STORED ROWS ▸
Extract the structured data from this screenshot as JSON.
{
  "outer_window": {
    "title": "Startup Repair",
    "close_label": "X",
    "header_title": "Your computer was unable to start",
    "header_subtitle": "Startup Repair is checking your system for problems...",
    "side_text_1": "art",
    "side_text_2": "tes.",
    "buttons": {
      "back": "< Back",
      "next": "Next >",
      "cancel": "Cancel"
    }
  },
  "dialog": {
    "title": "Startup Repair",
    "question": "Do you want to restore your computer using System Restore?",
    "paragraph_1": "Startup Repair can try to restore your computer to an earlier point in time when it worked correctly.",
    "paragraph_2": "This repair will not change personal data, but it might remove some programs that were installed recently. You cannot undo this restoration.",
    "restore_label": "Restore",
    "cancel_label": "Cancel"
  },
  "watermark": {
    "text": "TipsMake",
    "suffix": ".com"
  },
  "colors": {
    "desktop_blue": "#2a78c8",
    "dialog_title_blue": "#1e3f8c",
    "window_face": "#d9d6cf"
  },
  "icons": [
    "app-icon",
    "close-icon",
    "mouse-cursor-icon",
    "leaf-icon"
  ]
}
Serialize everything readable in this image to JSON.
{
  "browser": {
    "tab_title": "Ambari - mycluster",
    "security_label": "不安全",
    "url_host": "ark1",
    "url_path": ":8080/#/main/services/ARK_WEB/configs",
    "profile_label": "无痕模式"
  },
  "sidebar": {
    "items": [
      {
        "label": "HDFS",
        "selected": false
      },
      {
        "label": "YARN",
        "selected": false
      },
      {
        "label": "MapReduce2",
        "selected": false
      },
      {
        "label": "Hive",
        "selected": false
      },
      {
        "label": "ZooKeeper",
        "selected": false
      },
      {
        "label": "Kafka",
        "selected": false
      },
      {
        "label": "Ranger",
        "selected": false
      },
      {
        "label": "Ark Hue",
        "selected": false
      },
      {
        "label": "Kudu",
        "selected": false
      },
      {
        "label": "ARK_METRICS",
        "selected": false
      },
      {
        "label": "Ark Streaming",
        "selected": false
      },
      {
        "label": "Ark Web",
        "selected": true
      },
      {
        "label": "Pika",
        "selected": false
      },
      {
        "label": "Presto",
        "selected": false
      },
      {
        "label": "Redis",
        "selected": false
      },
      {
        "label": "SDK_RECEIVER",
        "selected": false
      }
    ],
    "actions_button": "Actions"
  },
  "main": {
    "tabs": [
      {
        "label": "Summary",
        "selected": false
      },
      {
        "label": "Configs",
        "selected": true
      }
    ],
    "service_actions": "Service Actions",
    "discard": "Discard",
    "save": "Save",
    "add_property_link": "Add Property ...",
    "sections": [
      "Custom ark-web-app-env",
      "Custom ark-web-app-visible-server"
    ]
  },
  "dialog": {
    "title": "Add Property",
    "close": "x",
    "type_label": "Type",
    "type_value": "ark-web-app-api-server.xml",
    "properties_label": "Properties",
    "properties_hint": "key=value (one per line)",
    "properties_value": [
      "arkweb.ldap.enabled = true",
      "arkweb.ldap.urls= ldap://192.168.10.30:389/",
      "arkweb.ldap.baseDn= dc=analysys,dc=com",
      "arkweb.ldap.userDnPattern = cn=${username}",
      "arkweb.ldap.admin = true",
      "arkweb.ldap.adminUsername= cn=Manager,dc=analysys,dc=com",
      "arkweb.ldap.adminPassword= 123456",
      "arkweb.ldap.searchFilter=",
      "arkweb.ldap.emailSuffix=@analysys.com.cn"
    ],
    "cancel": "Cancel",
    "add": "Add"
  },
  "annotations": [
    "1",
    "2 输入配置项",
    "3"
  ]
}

PROBLEM ▸ Copy the material above, line for line.

ANSWER ▸
Extract the structured data from this screenshot as JSON.
{
  "outer_window": {
    "title": "Startup Repair",
    "close_label": "X",
    "header_title": "Your computer was unable to start",
    "header_subtitle": "Startup Repair is checking your system for problems...",
    "side_text_1": "art",
    "side_text_2": "tes.",
    "buttons": {
      "back": "< Back",
      "next": "Next >",
      "cancel": "Cancel"
    }
  },
  "dialog": {
    "title": "Startup Repair",
    "question": "Do you want to restore your computer using System Restore?",
    "paragraph_1": "Startup Repair can try to restore your computer to an earlier point in time when it worked correctly.",
    "paragraph_2": "This repair will not change personal data, but it might remove some programs that were installed recently. You cannot undo this restoration.",
    "restore_label": "Restore",
    "cancel_label": "Cancel"
  },
  "watermark": {
    "text": "TipsMake",
    "suffix": ".com"
  },
  "colors": {
    "desktop_blue": "#2a78c8",
    "dialog_title_blue": "#1e3f8c",
    "window_face": "#d9d6cf"
  },
  "icons": [
    "app-icon",
    "close-icon",
    "mouse-cursor-icon",
    "leaf-icon"
  ]
}
Serialize everything readable in this image to JSON.
{
  "browser": {
    "tab_title": "Ambari - mycluster",
    "security_label": "不安全",
    "url_host": "ark1",
    "url_path": ":8080/#/main/services/ARK_WEB/configs",
    "profile_label": "无痕模式"
  },
  "sidebar": {
    "items": [
      {
        "label": "HDFS",
        "selected": false
      },
      {
        "label": "YARN",
        "selected": false
      },
      {
        "label": "MapReduce2",
        "selected": false
      },
      {
        "label": "Hive",
        "selected": false
      },
      {
        "label": "ZooKeeper",
        "selected": false
      },
      {
        "label": "Kafka",
        "selected": false
      },
      {
        "label": "Ranger",
        "selected": false
      },
      {
        "label": "Ark Hue",
        "selected": false
      },
      {
        "label": "Kudu",
        "selected": false
      },
      {
        "label": "ARK_METRICS",
        "selected": false
      },
      {
        "label": "Ark Streaming",
        "selected": false
      },
      {
        "label": "Ark Web",
        "selected": true
      },
      {
        "label": "Pika",
        "selected": false
      },
      {
        "label": "Presto",
        "selected": false
      },
      {
        "label": "Redis",
        "selected": false
      },
      {
        "label": "SDK_RECEIVER",
        "selected": false
      }
    ],
    "actions_button": "Actions"
  },
  "main": {
    "tabs": [
      {
        "label": "Summary",
        "selected": false
      },
      {
        "label": "Configs",
        "selected": true
      }
    ],
    "service_actions": "Service Actions",
    "discard": "Discard",
    "save": "Save",
    "add_property_link": "Add Property ...",
    "sections": [
      "Custom ark-web-app-env",
      "Custom ark-web-app-visible-server"
    ]
  },
  "dialog": {
    "title": "Add Property",
    "close": "x",
    "type_label": "Type",
    "type_value": "ark-web-app-api-server.xml",
    "properties_label": "Properties",
    "properties_hint": "key=value (one per line)",
    "properties_value": [
      "arkweb.ldap.enabled = true",
      "arkweb.ldap.urls= ldap://192.168.10.30:389/",
      "arkweb.ldap.baseDn= dc=analysys,dc=com",
      "arkweb.ldap.userDnPattern = cn=${username}",
      "arkweb.ldap.admin = true",
      "arkweb.ldap.adminUsername= cn=Manager,dc=analysys,dc=com",
      "arkweb.ldap.adminPassword= 123456",
      "arkweb.ldap.searchFilter=",
      "arkweb.ldap.emailSuffix=@analysys.com.cn"
    ],
    "cancel": "Cancel",
    "add": "Add"
  },
  "annotations": [
    "1",
    "2 输入配置项",
    "3"
  ]
}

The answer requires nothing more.